Data provided start
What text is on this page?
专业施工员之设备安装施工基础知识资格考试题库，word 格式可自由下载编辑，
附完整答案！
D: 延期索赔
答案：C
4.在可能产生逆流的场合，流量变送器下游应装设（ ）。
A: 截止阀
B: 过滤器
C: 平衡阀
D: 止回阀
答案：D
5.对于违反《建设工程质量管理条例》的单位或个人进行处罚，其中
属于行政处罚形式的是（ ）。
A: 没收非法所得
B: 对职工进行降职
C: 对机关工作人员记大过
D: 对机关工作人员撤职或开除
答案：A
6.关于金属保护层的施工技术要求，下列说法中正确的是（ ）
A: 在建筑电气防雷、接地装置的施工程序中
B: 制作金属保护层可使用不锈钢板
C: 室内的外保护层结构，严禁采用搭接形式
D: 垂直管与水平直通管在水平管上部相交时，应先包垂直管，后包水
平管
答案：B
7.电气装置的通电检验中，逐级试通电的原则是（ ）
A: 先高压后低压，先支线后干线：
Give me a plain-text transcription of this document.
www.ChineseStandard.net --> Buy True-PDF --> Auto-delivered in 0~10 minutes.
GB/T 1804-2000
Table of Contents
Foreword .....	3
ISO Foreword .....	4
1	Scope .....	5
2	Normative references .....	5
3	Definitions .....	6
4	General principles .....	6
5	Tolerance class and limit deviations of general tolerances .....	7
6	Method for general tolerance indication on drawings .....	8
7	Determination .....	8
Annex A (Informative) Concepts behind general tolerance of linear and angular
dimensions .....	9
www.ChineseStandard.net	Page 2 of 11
Data provided end
> [Work required]
Exact output of every entry is required.

> [Task output]
What text is on this page?
专业施工员之设备安装施工基础知识资格考试题库，word 格式可自由下载编辑，
附完整答案！
D: 延期索赔
答案：C
4.在可能产生逆流的场合，流量变送器下游应装设（ ）。
A: 截止阀
B: 过滤器
C: 平衡阀
D: 止回阀
答案：D
5.对于违反《建设工程质量管理条例》的单位或个人进行处罚，其中
属于行政处罚形式的是（ ）。
A: 没收非法所得
B: 对职工进行降职
C: 对机关工作人员记大过
D: 对机关工作人员撤职或开除
答案：A
6.关于金属保护层的施工技术要求，下列说法中正确的是（ ）
A: 在建筑电气防雷、接地装置的施工程序中
B: 制作金属保护层可使用不锈钢板
C: 室内的外保护层结构，严禁采用搭接形式
D: 垂直管与水平直通管在水平管上部相交时，应先包垂直管，后包水
平管
答案：B
7.电气装置的通电检验中，逐级试通电的原则是（ ）
A: 先高压后低压，先支线后干线：
Give me a plain-text transcription of this document.
www.ChineseStandard.net --> Buy True-PDF --> Auto-delivered in 0~10 minutes.
GB/T 1804-2000
Table of Contents
Foreword .....	3
ISO Foreword .....	4
1	Scope .....	5
2	Normative references .....	5
3	Definitions .....	6
4	General principles .....	6
5	Tolerance class and limit deviations of general tolerances .....	7
6	Method for general tolerance indication on drawings .....	8
7	Determination .....	8
Annex A (Informative) Concepts behind general tolerance of linear and angular
dimensions .....	9
www.ChineseStandard.net	Page 2 of 11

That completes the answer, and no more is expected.